GOAL OF THE EXERCISE: Extract the section of the passage on prompt constraints that runs from "1. Be explicit" to "keys and types.", copying it word for word.

READING PASSAGE:

--- Begin ---

Why constraints matter (and fast)

  • Models have freedom. Freedom is great for art, terrible for reproducible tasks.
  • Constraints reduce ambiguity, limit hallucination surfaces, and produce outputs you can parse, validate, or drop straight into a pipeline.
  • They operationalize the guiding principles from "Core Principles of Prompt Engineering": clarity and specificity in action.

Think of scope as the map, acceptance criteria as the destination, and constraints as the road signs.


Types of useful constraints (with real-world analogies)

Constraint Type What it does Analogy
Length / token limit Caps verbosity (e.g., ≤ 150 words) Bite-sized snack vs buffet
Output format Forces JSON, CSV, Markdown A recipe rather than improv jazz
Style / tone Business, playful, somber Dress code for the text
Content restrictions No personal data, no legal advice "No peanut allergy" on the menu
Enumerative constraints Exactly N items, numbered "Top 5" list requirement
Time-window / source constraints Only cite post-2020 sources "Use only fresh produce"
Confidence / fallback behavior If >60% uncertain, say "I don't know" Choose honesty over guessing
Forbidden patterns No HTML, no external links Bouncers at the club entrance

How to write constraints that actually work — patterns that win

  1. Be explicit and machine-friendly. Instead of "Keep it short," say "Maximum 120 words."
  2. Use a strict output format. JSON or CSV is your friend for deterministic parsing. Example: ask the model to return a JSON object with named keys and types.

--- End ---

RECORD EXCERPTS:

--- Begin ---

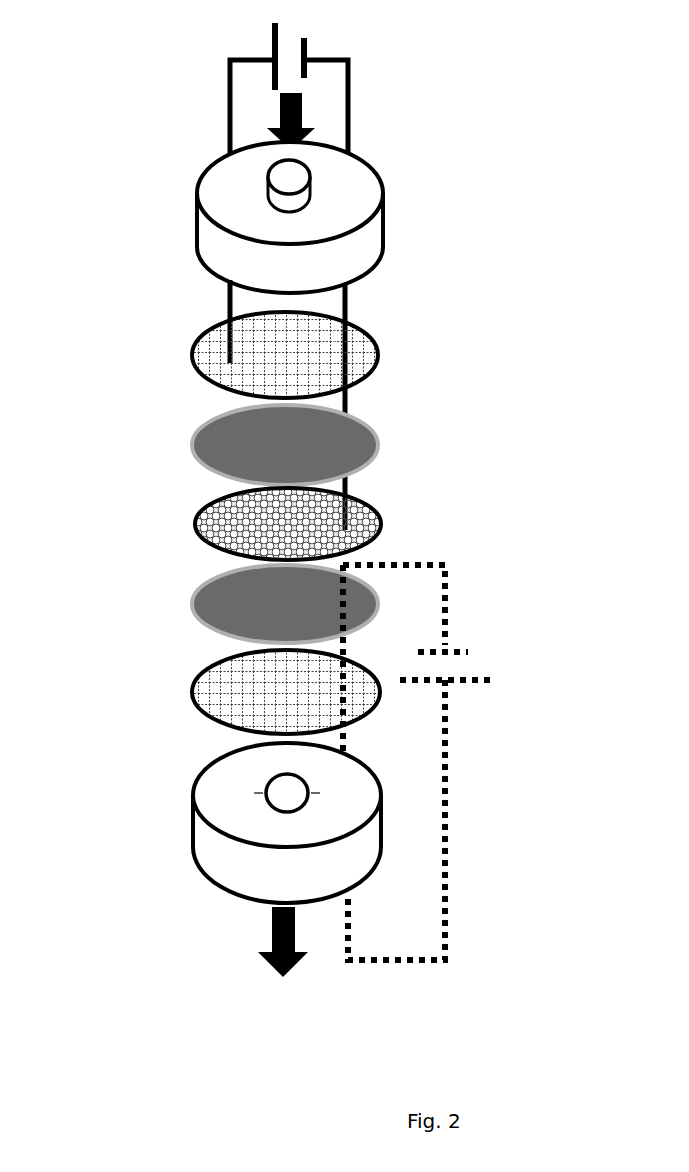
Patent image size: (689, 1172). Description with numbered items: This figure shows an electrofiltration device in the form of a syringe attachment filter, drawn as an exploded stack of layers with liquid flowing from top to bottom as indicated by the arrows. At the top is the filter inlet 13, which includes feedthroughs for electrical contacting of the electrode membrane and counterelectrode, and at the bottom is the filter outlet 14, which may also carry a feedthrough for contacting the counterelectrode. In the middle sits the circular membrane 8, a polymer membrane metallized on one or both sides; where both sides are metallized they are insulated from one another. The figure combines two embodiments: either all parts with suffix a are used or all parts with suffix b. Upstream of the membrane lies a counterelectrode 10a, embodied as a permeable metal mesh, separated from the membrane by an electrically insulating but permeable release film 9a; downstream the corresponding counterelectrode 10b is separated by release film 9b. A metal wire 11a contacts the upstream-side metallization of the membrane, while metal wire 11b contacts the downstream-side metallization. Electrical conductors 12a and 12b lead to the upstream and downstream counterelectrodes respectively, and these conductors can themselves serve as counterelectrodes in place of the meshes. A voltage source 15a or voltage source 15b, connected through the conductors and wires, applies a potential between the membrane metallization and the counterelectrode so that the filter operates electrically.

--- End ---
--- Begin ---

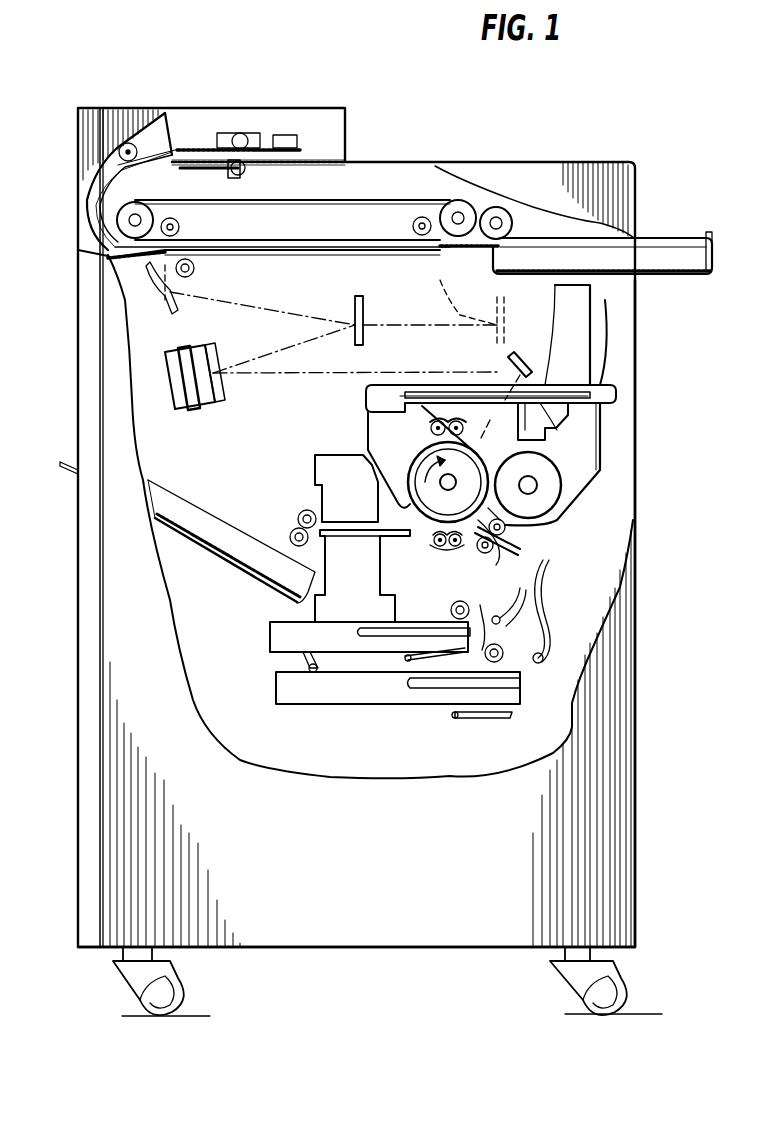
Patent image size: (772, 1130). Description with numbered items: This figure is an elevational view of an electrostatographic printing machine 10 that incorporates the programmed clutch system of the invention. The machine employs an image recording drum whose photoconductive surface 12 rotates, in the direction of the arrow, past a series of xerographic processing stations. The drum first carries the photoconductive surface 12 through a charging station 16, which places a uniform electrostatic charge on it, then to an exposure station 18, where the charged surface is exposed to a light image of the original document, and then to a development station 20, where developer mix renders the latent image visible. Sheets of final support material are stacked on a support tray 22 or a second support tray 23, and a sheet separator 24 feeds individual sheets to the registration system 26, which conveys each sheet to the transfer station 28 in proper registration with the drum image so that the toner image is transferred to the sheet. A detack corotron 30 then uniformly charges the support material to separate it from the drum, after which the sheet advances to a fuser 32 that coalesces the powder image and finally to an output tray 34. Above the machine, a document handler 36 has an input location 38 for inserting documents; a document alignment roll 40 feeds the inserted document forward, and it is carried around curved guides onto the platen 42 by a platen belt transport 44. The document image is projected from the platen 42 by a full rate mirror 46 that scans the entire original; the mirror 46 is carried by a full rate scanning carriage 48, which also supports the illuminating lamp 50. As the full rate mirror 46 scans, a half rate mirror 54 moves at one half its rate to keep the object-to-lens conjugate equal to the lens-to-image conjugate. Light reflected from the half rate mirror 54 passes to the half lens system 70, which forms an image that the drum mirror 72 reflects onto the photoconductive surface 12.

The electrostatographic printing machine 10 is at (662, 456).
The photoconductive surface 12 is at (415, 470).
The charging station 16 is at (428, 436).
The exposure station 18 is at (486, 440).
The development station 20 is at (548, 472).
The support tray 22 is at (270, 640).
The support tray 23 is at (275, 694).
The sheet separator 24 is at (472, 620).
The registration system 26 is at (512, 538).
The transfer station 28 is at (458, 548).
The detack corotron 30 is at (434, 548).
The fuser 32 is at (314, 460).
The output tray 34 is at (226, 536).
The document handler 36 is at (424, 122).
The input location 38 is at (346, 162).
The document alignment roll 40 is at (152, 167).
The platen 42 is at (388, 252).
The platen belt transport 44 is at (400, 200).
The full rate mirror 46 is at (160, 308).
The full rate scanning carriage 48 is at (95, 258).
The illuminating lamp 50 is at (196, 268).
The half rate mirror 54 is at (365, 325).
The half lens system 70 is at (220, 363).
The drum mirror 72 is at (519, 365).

--- End ---

RESULT OF THIS EXERCISE:
1. Be explicit and machine-friendly. Instead of "Keep it short," say "Maximum 120 words."
  2. Use a strict output format. JSON or CSV is your friend for deterministic parsing. Example: ask the model to return a JSON object with named keys and types.